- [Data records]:

################

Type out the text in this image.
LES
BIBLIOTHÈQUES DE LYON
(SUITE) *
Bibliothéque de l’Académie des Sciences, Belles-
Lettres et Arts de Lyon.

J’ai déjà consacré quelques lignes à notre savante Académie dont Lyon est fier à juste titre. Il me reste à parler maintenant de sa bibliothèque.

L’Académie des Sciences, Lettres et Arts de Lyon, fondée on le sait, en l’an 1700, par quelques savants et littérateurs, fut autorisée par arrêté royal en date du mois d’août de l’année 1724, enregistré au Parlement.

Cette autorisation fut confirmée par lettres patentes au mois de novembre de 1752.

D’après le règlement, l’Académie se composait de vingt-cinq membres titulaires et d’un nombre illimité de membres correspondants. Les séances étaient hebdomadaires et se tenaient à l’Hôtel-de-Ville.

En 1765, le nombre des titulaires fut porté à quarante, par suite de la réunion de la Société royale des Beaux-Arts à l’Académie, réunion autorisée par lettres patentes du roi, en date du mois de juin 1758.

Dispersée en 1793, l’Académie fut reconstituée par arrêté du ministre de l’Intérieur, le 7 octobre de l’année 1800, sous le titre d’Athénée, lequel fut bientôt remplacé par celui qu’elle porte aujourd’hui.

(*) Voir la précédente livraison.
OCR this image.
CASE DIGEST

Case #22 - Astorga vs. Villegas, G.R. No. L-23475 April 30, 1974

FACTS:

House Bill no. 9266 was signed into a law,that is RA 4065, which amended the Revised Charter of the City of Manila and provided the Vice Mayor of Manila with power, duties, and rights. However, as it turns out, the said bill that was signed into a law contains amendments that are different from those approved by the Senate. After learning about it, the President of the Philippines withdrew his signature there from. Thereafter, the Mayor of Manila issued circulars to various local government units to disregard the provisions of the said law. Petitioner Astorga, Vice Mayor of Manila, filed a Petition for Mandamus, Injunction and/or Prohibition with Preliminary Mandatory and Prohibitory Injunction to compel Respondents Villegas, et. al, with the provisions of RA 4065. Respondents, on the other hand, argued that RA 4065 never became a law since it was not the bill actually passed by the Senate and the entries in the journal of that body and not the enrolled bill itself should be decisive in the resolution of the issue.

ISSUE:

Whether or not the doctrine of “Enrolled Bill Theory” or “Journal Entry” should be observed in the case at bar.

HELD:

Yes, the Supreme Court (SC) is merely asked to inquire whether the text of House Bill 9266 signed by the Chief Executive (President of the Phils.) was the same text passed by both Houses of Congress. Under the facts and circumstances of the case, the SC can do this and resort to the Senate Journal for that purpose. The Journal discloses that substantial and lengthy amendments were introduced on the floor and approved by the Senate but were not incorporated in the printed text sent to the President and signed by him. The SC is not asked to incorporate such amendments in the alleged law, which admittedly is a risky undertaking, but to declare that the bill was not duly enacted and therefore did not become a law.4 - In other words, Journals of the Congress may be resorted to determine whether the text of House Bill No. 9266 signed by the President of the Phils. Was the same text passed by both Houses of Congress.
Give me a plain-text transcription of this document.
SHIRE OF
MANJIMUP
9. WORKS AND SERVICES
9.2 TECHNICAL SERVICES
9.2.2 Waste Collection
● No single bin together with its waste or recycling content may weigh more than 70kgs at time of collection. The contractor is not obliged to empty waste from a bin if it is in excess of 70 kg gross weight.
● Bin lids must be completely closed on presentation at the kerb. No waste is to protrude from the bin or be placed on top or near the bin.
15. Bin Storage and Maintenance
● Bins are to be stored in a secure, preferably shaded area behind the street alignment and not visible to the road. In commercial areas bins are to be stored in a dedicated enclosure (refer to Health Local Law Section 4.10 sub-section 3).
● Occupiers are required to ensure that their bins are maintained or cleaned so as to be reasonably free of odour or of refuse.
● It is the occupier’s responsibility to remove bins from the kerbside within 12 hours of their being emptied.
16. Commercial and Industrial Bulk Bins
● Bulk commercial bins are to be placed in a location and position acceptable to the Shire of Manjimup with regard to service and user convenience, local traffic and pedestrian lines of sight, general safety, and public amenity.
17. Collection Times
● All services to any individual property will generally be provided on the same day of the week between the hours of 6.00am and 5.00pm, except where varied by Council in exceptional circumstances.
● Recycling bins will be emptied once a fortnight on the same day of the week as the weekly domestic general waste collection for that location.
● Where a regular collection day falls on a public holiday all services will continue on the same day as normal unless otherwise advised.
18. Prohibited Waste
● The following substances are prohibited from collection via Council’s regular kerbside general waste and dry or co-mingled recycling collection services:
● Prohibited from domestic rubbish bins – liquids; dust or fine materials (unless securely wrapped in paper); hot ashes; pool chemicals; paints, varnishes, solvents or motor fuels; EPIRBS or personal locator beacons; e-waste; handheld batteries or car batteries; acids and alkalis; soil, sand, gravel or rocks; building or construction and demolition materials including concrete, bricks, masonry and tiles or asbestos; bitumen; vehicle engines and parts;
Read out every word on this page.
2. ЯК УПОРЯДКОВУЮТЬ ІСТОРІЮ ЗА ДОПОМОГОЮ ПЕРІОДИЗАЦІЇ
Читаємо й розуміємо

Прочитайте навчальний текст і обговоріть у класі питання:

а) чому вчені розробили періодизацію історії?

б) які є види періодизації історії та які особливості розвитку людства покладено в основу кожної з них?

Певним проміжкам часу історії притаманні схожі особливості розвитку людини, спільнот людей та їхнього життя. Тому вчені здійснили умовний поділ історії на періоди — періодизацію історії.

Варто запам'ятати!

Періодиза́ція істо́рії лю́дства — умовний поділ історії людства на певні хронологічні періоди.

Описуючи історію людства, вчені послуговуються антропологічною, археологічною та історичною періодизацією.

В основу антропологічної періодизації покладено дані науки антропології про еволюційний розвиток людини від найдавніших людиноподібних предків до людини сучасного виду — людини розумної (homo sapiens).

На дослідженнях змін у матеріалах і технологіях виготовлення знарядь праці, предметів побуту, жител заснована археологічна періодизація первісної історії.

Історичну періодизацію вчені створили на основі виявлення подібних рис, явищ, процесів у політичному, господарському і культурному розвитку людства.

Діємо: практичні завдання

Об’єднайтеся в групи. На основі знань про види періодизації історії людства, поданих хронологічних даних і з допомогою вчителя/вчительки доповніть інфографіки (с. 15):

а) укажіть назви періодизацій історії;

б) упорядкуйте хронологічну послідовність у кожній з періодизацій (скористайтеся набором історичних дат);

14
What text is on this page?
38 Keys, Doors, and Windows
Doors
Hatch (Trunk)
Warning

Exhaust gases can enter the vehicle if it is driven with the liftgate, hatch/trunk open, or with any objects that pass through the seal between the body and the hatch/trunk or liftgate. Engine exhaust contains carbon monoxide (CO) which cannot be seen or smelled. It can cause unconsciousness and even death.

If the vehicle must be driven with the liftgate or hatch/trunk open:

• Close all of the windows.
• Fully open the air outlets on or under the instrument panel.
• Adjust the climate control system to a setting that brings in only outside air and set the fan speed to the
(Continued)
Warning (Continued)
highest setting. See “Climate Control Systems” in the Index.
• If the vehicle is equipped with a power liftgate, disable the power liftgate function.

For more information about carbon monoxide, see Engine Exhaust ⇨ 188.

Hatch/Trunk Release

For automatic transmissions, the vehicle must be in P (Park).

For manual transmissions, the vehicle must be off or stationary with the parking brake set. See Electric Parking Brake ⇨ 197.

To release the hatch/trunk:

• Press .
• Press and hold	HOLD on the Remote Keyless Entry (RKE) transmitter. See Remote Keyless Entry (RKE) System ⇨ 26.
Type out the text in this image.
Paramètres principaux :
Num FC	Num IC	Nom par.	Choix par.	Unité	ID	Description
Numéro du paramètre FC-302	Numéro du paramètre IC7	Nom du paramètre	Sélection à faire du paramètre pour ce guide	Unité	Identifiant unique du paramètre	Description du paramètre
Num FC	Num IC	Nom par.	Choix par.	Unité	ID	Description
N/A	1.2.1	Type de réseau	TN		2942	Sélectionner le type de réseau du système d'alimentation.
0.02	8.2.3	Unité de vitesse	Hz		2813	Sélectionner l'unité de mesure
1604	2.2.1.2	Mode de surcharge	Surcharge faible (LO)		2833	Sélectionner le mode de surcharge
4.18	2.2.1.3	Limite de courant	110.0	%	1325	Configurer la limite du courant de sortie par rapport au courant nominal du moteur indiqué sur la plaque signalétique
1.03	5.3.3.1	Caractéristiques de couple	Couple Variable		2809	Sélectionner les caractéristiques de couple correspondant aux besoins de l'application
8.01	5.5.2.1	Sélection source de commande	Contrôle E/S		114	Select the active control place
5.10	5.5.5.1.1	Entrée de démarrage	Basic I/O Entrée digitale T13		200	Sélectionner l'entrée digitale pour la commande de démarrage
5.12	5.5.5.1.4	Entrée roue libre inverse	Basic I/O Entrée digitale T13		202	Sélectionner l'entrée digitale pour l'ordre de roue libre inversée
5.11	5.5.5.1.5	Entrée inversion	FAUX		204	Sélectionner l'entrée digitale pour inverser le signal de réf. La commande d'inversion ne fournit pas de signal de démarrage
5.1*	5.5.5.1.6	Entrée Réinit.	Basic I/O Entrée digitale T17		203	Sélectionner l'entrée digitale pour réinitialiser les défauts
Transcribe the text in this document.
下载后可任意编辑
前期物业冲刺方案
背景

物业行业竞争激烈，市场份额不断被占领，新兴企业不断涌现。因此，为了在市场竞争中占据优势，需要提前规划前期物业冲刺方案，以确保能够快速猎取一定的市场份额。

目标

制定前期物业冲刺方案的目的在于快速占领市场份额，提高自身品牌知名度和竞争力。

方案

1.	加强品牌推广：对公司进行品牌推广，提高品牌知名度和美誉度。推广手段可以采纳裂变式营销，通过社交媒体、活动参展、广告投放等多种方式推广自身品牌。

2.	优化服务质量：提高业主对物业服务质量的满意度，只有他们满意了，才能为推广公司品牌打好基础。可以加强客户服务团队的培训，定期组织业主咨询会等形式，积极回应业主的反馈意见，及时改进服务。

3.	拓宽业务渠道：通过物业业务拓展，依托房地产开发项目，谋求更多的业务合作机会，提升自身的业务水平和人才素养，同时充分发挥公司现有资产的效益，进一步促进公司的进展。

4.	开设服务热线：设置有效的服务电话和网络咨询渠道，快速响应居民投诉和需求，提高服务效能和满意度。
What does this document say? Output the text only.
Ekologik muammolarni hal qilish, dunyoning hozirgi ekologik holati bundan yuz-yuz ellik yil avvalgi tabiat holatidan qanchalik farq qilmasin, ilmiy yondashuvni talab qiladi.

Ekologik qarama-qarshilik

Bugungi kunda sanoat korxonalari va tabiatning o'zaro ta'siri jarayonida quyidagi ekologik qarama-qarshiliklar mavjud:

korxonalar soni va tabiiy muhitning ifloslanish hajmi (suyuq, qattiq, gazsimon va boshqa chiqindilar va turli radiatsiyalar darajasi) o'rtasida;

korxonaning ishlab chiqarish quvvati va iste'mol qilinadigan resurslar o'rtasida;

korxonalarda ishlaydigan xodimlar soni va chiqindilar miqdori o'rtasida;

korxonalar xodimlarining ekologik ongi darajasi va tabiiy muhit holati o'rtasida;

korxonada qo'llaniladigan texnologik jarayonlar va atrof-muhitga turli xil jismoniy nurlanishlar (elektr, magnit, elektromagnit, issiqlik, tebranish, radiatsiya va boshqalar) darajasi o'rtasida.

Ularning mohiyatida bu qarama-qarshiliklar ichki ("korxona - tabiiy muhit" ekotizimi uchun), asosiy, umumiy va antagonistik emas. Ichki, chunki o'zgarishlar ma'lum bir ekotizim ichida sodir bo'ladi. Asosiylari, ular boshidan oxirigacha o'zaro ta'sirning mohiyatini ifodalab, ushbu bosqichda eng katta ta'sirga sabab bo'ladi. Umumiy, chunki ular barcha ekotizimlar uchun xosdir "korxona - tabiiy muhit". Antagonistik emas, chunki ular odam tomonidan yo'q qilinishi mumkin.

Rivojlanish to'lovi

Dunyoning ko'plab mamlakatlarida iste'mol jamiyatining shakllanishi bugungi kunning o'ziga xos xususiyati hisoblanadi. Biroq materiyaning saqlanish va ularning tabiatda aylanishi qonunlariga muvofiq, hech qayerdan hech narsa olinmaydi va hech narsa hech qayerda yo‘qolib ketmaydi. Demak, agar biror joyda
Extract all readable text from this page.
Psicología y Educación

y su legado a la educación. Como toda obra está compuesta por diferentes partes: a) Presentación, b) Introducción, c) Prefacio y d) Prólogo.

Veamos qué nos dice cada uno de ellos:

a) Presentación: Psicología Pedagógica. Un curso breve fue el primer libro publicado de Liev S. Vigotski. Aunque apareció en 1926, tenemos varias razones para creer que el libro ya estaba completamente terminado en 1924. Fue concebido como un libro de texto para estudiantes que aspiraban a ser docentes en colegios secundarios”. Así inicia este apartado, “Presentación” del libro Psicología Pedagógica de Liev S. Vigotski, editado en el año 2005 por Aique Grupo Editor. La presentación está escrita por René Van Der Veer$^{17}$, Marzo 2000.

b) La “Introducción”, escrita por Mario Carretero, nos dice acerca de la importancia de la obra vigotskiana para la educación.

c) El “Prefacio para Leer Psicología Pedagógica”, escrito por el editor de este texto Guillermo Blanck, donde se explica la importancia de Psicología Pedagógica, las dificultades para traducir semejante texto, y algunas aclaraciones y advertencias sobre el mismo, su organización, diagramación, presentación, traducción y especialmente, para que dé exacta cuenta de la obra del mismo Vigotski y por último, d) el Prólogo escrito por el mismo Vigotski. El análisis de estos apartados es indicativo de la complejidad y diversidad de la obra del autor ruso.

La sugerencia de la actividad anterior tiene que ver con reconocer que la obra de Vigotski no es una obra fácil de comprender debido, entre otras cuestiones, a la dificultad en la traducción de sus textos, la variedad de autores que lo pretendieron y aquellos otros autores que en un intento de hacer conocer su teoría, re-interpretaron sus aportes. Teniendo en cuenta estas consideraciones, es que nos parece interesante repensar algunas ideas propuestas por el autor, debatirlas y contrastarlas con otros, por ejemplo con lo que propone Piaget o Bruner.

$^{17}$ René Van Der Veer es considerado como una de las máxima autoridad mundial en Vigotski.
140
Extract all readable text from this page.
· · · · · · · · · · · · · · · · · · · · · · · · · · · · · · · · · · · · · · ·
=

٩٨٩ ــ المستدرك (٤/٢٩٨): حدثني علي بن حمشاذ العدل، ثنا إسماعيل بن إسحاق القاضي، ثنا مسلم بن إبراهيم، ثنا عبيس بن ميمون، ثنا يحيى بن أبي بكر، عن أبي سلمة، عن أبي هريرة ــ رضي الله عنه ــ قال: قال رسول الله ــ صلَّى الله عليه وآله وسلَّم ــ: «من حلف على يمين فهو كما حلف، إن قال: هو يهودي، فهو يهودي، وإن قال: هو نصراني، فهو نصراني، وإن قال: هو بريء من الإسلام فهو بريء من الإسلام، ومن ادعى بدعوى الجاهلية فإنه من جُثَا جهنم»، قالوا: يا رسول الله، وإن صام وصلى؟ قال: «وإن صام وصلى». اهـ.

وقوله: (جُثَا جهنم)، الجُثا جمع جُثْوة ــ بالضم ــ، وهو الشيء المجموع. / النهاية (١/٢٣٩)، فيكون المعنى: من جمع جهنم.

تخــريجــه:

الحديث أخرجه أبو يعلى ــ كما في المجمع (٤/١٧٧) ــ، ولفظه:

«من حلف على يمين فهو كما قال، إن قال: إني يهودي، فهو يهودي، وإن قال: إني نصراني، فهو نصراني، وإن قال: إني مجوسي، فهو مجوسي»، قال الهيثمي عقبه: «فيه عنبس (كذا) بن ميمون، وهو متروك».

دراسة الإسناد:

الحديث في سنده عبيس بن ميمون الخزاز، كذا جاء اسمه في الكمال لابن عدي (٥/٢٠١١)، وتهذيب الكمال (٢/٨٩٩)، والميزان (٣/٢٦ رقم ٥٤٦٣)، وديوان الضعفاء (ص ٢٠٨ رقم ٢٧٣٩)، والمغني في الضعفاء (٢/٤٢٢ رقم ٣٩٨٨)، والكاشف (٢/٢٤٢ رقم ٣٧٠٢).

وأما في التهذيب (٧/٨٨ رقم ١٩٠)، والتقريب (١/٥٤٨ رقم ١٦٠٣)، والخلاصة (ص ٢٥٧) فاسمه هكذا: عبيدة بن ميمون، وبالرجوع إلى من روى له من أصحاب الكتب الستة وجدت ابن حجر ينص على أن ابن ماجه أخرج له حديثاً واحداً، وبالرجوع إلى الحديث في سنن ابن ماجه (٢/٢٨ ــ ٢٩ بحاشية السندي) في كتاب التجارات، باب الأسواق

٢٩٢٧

################

- [WHAT IS REQUIRED]: Which lines include "hours"? Copy each of them out.

- [SOLUTION TO THIS TASK]:
● It is the occupier’s responsibility to remove bins from the kerbside within 12 hours of their being emptied.
● All services to any individual property will generally be provided on the same day of the week between the hours of 6.00am and 5.00pm, except where varied by Council in exceptional circumstances.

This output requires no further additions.